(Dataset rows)
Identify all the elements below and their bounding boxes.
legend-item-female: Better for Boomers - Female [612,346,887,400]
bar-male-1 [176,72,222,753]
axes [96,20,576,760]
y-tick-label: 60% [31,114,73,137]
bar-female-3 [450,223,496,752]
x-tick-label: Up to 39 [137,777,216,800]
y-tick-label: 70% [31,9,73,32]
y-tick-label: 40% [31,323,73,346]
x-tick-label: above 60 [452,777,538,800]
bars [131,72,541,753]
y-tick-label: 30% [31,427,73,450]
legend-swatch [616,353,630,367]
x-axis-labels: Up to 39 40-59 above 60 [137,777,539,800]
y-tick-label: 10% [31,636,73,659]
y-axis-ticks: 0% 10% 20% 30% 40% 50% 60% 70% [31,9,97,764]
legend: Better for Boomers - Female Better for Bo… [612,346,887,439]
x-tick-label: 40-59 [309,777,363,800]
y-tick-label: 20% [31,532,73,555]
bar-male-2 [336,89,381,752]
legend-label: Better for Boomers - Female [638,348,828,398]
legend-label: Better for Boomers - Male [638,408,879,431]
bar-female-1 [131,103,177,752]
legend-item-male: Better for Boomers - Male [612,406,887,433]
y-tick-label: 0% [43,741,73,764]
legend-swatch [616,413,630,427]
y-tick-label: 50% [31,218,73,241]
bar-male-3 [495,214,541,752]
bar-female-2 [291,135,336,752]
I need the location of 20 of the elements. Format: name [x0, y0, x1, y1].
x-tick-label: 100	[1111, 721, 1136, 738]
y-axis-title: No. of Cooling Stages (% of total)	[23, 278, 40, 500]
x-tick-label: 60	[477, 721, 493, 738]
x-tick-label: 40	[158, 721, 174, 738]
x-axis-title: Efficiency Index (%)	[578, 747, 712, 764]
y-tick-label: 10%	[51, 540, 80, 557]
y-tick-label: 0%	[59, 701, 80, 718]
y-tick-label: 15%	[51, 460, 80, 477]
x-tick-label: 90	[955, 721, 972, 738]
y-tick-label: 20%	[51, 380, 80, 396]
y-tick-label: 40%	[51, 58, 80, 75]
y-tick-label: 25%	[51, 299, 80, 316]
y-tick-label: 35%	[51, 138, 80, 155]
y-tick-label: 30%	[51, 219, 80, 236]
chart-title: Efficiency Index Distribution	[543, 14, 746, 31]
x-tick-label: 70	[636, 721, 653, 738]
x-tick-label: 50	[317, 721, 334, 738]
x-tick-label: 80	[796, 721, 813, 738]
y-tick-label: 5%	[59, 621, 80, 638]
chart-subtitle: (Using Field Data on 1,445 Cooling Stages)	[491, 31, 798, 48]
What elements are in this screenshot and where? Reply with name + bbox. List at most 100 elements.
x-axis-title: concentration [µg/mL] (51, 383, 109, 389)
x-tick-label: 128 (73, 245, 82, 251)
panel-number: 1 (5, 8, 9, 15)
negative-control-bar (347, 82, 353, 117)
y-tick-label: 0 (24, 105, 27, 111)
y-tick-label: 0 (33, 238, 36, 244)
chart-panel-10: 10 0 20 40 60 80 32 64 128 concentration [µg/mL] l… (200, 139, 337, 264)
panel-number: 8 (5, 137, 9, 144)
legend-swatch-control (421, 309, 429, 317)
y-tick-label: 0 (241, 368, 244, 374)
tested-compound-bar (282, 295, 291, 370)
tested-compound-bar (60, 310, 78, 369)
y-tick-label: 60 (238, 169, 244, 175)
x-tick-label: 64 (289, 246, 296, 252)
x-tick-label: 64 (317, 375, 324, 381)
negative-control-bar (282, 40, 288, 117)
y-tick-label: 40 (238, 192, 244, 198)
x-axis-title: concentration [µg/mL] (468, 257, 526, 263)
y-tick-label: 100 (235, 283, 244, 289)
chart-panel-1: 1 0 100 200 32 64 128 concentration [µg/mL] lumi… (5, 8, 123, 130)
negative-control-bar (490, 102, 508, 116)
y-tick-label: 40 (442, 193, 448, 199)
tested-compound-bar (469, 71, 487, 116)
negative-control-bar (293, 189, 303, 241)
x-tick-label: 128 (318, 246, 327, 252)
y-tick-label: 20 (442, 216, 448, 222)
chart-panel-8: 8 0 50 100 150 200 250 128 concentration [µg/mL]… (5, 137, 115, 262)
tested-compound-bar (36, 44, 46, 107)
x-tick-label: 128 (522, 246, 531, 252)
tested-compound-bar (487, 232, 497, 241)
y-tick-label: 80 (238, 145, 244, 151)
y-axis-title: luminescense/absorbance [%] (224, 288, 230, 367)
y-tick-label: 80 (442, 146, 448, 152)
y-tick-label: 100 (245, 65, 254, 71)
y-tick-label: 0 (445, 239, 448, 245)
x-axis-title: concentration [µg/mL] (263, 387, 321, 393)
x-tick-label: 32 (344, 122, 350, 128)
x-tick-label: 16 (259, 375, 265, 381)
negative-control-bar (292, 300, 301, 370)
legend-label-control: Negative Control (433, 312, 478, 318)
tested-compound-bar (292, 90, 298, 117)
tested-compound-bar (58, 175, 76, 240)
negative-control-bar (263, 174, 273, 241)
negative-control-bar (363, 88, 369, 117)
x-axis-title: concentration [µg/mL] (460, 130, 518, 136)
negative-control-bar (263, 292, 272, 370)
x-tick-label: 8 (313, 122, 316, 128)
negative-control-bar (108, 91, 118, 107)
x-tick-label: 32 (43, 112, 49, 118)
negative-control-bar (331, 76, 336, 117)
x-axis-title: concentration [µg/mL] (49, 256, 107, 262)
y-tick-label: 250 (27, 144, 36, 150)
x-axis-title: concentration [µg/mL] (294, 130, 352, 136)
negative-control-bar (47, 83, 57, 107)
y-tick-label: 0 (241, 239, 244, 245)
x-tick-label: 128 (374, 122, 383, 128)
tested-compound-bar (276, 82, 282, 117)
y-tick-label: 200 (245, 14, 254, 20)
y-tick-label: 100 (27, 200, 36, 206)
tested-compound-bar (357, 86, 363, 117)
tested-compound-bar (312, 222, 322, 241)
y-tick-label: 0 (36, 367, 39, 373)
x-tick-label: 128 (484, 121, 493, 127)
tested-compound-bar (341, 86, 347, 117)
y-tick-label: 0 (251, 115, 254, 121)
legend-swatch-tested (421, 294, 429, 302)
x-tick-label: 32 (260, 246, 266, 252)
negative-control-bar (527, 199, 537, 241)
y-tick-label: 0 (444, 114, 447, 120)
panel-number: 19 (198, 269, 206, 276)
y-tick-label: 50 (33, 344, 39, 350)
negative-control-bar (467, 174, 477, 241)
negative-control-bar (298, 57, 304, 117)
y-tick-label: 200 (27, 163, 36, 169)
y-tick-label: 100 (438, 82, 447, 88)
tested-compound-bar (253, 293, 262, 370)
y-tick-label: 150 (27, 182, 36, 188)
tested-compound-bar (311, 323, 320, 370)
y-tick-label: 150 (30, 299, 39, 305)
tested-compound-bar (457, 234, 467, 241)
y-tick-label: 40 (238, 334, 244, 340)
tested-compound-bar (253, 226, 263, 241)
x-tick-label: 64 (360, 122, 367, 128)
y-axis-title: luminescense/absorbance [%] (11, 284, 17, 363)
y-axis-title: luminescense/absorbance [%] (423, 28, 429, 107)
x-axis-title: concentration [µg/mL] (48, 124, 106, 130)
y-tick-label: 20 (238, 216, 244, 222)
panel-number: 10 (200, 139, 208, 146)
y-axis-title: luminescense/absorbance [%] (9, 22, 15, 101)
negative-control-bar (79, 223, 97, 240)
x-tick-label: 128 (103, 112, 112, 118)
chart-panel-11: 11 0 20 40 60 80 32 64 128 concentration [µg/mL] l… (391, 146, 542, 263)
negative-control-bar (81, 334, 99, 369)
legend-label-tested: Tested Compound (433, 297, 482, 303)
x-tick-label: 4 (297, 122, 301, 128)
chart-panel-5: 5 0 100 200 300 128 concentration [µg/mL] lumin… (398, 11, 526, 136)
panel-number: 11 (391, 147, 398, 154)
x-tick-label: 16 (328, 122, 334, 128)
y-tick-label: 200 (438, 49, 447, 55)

#### [Set task]
Format the data as a JSON list of strings, one string per line with blank lines left out. Begin at the first line of the data and stop after the line that contains "panel-number: 1 (5, 8, 9, 15)".

#### [Written reply]
[
  "Identify all the elements below and their bounding boxes.",
  "legend-item-female: Better for Boomers - Female [612,346,887,400]",
  "bar-male-1 [176,72,222,753]",
  "axes [96,20,576,760]",
  "y-tick-label: 60% [31,114,73,137]",
  "bar-female-3 [450,223,496,752]",
  "x-tick-label: Up to 39 [137,777,216,800]",
  "y-tick-label: 70% [31,9,73,32]",
  "y-tick-label: 40% [31,323,73,346]",
  "x-tick-label: above 60 [452,777,538,800]",
  "bars [131,72,541,753]",
  "y-tick-label: 30% [31,427,73,450]",
  "legend-swatch [616,353,630,367]",
  "x-axis-labels: Up to 39 40-59 above 60 [137,777,539,800]",
  "y-tick-label: 10% [31,636,73,659]",
  "y-axis-ticks: 0% 10% 20% 30% 40% 50% 60% 70% [31,9,97,764]",
  "legend: Better for Boomers - Female Better for Bo… [612,346,887,439]",
  "x-tick-label: 40-59 [309,777,363,800]",
  "y-tick-label: 20% [31,532,73,555]",
  "bar-male-2 [336,89,381,752]",
  "legend-label: Better for Boomers - Female [638,348,828,398]",
  "legend-label: Better for Boomers - Male [638,408,879,431]",
  "bar-female-1 [131,103,177,752]",
  "legend-item-male: Better for Boomers - Male [612,406,887,433]",
  "y-tick-label: 0% [43,741,73,764]",
  "legend-swatch [616,413,630,427]",
  "y-tick-label: 50% [31,218,73,241]",
  "bar-male-3 [495,214,541,752]",
  "bar-female-2 [291,135,336,752]",
  "I need the location of 20 of the elements. Format: name [x0, y0, x1, y1].",
  "x-tick-label: 100\t[1111, 721, 1136, 738]",
  "y-axis-title: No. of Cooling Stages (% of total)\t[23, 278, 40, 500]",
  "x-tick-label: 60\t[477, 721, 493, 738]",
  "x-tick-label: 40\t[158, 721, 174, 738]",
  "x-axis-title: Efficiency Index (%)\t[578, 747, 712, 764]",
  "y-tick-label: 10%\t[51, 540, 80, 557]",
  "y-tick-label: 0%\t[59, 701, 80, 718]",
  "y-tick-label: 15%\t[51, 460, 80, 477]",
  "x-tick-label: 90\t[955, 721, 972, 738]",
  "y-tick-label: 20%\t[51, 380, 80, 396]",
  "y-tick-label: 40%\t[51, 58, 80, 75]",
  "y-tick-label: 25%\t[51, 299, 80, 316]",
  "y-tick-label: 35%\t[51, 138, 80, 155]",
  "y-tick-label: 30%\t[51, 219, 80, 236]",
  "chart-title: Efficiency Index Distribution\t[543, 14, 746, 31]",
  "x-tick-label: 70\t[636, 721, 653, 738]",
  "x-tick-label: 50\t[317, 721, 334, 738]",
  "x-tick-label: 80\t[796, 721, 813, 738]",
  "y-tick-label: 5%\t[59, 621, 80, 638]",
  "chart-subtitle: (Using Field Data on 1,445 Cooling Stages)\t[491, 31, 798, 48]",
  "What elements are in this screenshot and where? Reply with name + bbox. List at most 100 elements.",
  "x-axis-title: concentration [µg/mL] (51, 383, 109, 389)",
  "x-tick-label: 128 (73, 245, 82, 251)",
  "panel-number: 1 (5, 8, 9, 15)"
]